Set exercise. Print all of the data exactly as written.

-- Start --

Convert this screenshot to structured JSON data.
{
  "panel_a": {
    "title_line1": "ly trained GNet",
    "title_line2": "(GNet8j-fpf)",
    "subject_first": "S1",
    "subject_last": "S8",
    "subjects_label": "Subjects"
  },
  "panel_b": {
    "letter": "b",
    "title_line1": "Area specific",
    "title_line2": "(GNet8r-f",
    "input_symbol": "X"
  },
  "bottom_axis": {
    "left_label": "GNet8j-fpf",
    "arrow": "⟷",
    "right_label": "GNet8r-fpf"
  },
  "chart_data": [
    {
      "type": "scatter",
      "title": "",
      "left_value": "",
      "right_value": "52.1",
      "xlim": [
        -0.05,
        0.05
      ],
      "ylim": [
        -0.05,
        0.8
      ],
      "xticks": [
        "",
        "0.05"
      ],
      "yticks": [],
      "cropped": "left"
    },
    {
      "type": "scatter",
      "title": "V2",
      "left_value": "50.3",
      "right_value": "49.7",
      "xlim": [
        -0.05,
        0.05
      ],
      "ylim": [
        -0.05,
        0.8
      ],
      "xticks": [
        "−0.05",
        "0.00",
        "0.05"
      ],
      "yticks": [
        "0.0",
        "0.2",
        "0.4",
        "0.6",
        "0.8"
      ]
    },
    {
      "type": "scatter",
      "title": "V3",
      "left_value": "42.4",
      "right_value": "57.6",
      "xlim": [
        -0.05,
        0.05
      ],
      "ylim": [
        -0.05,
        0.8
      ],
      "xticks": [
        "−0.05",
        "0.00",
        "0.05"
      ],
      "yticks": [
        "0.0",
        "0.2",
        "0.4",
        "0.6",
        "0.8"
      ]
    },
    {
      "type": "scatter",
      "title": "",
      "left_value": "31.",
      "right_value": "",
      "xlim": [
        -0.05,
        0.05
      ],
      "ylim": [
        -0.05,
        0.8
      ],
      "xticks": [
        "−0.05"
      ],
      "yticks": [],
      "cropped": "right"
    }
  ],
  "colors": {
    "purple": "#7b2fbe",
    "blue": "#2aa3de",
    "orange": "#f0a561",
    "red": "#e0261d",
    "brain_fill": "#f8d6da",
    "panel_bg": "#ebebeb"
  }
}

-- End --

Answer to this task.
Convert this screenshot to structured JSON data.
{
  "panel_a": {
    "title_line1": "ly trained GNet",
    "title_line2": "(GNet8j-fpf)",
    "subject_first": "S1",
    "subject_last": "S8",
    "subjects_label": "Subjects"
  },
  "panel_b": {
    "letter": "b",
    "title_line1": "Area specific",
    "title_line2": "(GNet8r-f",
    "input_symbol": "X"
  },
  "bottom_axis": {
    "left_label": "GNet8j-fpf",
    "arrow": "⟷",
    "right_label": "GNet8r-fpf"
  },
  "chart_data": [
    {
      "type": "scatter",
      "title": "",
      "left_value": "",
      "right_value": "52.1",
      "xlim": [
        -0.05,
        0.05
      ],
      "ylim": [
        -0.05,
        0.8
      ],
      "xticks": [
        "",
        "0.05"
      ],
      "yticks": [],
      "cropped": "left"
    },
    {
      "type": "scatter",
      "title": "V2",
      "left_value": "50.3",
      "right_value": "49.7",
      "xlim": [
        -0.05,
        0.05
      ],
      "ylim": [
        -0.05,
        0.8
      ],
      "xticks": [
        "−0.05",
        "0.00",
        "0.05"
      ],
      "yticks": [
        "0.0",
        "0.2",
        "0.4",
        "0.6",
        "0.8"
      ]
    },
    {
      "type": "scatter",
      "title": "V3",
      "left_value": "42.4",
      "right_value": "57.6",
      "xlim": [
        -0.05,
        0.05
      ],
      "ylim": [
        -0.05,
        0.8
      ],
      "xticks": [
        "−0.05",
        "0.00",
        "0.05"
      ],
      "yticks": [
        "0.0",
        "0.2",
        "0.4",
        "0.6",
        "0.8"
      ]
    },
    {
      "type": "scatter",
      "title": "",
      "left_value": "31.",
      "right_value": "",
      "xlim": [
        -0.05,
        0.05
      ],
      "ylim": [
        -0.05,
        0.8
      ],
      "xticks": [
        "−0.05"
      ],
      "yticks": [],
      "cropped": "right"
    }
  ],
  "colors": {
    "purple": "#7b2fbe",
    "blue": "#2aa3de",
    "orange": "#f0a561",
    "red": "#e0261d",
    "brain_fill": "#f8d6da",
    "panel_bg": "#ebebeb"
  }
}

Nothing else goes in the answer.